What you should do ▸ Copy out the items verbatim, beginning with the line that contains "day-cell: 20 xyxy=(832,606,871,650)" and continuing through the line that contains "bd-cell xyxy=(103,694,142,734)", with both of those lines included.

(Listings of boxed layout items)
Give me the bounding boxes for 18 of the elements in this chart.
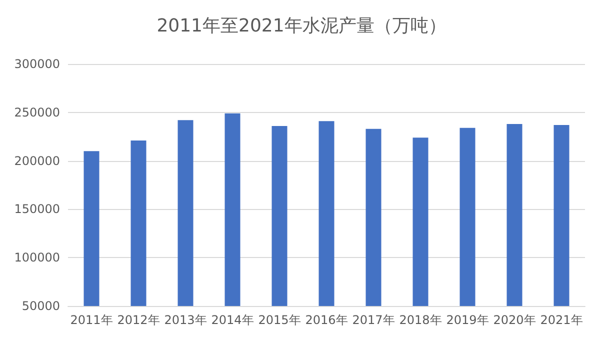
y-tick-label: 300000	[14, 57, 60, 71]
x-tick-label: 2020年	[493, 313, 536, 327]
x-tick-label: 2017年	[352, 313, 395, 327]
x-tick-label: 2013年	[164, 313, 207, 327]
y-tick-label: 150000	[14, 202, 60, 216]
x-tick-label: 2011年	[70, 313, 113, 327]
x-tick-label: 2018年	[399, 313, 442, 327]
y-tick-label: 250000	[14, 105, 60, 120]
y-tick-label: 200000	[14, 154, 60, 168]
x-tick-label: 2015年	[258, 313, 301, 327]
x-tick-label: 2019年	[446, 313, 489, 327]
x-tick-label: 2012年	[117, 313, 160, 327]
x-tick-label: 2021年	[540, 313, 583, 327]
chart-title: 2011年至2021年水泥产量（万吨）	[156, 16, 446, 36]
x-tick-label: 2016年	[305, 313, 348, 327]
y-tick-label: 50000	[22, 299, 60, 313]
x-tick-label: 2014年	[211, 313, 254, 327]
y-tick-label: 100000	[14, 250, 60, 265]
...
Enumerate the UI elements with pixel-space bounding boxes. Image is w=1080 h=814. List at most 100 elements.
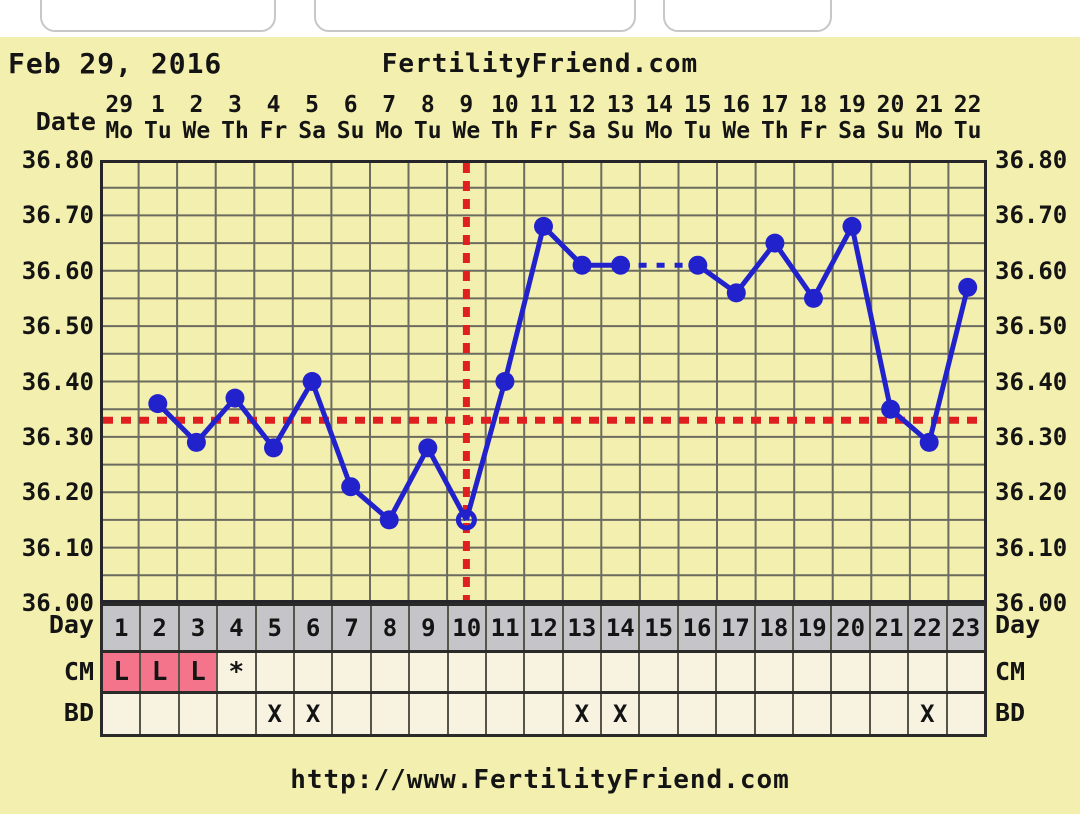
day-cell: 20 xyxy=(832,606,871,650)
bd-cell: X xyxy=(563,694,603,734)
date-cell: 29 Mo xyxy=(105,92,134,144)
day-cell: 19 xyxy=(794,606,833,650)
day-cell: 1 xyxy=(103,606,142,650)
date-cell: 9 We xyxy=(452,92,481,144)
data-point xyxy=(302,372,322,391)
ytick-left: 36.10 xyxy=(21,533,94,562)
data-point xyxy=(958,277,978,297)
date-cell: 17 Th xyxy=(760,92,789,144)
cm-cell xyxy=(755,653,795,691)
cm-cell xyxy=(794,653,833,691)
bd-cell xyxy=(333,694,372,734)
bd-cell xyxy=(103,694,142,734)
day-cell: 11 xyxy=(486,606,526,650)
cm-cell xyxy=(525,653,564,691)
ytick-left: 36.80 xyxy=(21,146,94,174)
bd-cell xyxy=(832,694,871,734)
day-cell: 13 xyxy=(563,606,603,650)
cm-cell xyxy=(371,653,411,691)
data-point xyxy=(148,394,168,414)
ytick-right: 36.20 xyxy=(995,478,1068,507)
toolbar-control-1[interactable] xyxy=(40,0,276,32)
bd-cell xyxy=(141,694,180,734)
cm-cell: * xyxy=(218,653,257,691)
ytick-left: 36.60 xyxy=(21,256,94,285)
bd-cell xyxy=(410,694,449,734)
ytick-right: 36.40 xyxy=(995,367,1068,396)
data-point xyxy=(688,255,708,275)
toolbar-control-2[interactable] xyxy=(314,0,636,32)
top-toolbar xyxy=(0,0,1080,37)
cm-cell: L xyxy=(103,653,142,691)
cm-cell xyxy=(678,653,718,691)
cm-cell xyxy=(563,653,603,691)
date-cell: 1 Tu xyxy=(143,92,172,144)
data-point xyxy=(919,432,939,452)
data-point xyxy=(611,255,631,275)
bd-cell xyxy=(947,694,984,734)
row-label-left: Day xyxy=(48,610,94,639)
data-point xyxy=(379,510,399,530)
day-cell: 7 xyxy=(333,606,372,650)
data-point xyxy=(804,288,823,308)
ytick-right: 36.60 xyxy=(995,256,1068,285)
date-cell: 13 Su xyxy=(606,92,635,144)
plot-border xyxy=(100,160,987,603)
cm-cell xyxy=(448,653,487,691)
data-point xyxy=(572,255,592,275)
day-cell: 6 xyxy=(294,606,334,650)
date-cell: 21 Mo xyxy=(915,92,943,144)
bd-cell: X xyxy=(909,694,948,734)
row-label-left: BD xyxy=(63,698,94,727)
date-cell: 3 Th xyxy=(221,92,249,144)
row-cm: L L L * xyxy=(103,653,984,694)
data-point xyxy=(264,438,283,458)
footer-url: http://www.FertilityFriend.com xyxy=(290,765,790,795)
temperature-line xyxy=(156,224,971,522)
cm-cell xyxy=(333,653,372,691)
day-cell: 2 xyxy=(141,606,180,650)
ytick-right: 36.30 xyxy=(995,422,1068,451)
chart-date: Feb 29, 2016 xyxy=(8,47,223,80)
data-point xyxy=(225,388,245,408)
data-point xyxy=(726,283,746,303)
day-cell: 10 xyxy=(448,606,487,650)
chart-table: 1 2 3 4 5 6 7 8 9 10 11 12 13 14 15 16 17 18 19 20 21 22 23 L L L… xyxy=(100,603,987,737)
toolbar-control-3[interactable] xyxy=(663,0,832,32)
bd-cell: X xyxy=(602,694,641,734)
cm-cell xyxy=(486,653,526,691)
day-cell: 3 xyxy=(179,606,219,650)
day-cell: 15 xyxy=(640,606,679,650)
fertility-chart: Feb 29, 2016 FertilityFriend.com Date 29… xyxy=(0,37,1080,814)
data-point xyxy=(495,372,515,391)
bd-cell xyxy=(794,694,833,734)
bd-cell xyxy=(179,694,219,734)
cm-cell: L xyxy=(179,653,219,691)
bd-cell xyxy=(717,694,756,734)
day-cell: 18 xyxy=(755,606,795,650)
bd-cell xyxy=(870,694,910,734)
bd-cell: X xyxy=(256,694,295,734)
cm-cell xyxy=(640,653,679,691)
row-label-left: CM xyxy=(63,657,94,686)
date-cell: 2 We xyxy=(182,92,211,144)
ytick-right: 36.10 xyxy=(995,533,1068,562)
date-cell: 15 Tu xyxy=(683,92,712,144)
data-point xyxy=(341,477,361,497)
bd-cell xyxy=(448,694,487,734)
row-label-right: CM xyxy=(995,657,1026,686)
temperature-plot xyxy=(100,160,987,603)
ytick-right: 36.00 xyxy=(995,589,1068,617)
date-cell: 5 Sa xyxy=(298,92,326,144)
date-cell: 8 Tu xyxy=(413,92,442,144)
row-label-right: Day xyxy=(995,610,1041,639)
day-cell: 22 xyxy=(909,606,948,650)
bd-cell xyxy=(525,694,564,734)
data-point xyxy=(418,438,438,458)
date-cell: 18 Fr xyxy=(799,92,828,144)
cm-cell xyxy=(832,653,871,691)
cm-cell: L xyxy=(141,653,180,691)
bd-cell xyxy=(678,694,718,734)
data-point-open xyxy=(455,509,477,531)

Completed exercise ▸
day-cell: 20 xyxy=(832,606,871,650)
bd-cell: X xyxy=(563,694,603,734)
date-cell: 29 Mo xyxy=(105,92,134,144)
day-cell: 19 xyxy=(794,606,833,650)
day-cell: 1 xyxy=(103,606,142,650)
date-cell: 9 We xyxy=(452,92,481,144)
data-point xyxy=(302,372,322,391)
ytick-left: 36.10 xyxy=(21,533,94,562)
data-point xyxy=(958,277,978,297)
date-cell: 17 Th xyxy=(760,92,789,144)
cm-cell xyxy=(755,653,795,691)
cm-cell xyxy=(794,653,833,691)
bd-cell xyxy=(333,694,372,734)
bd-cell xyxy=(103,694,142,734)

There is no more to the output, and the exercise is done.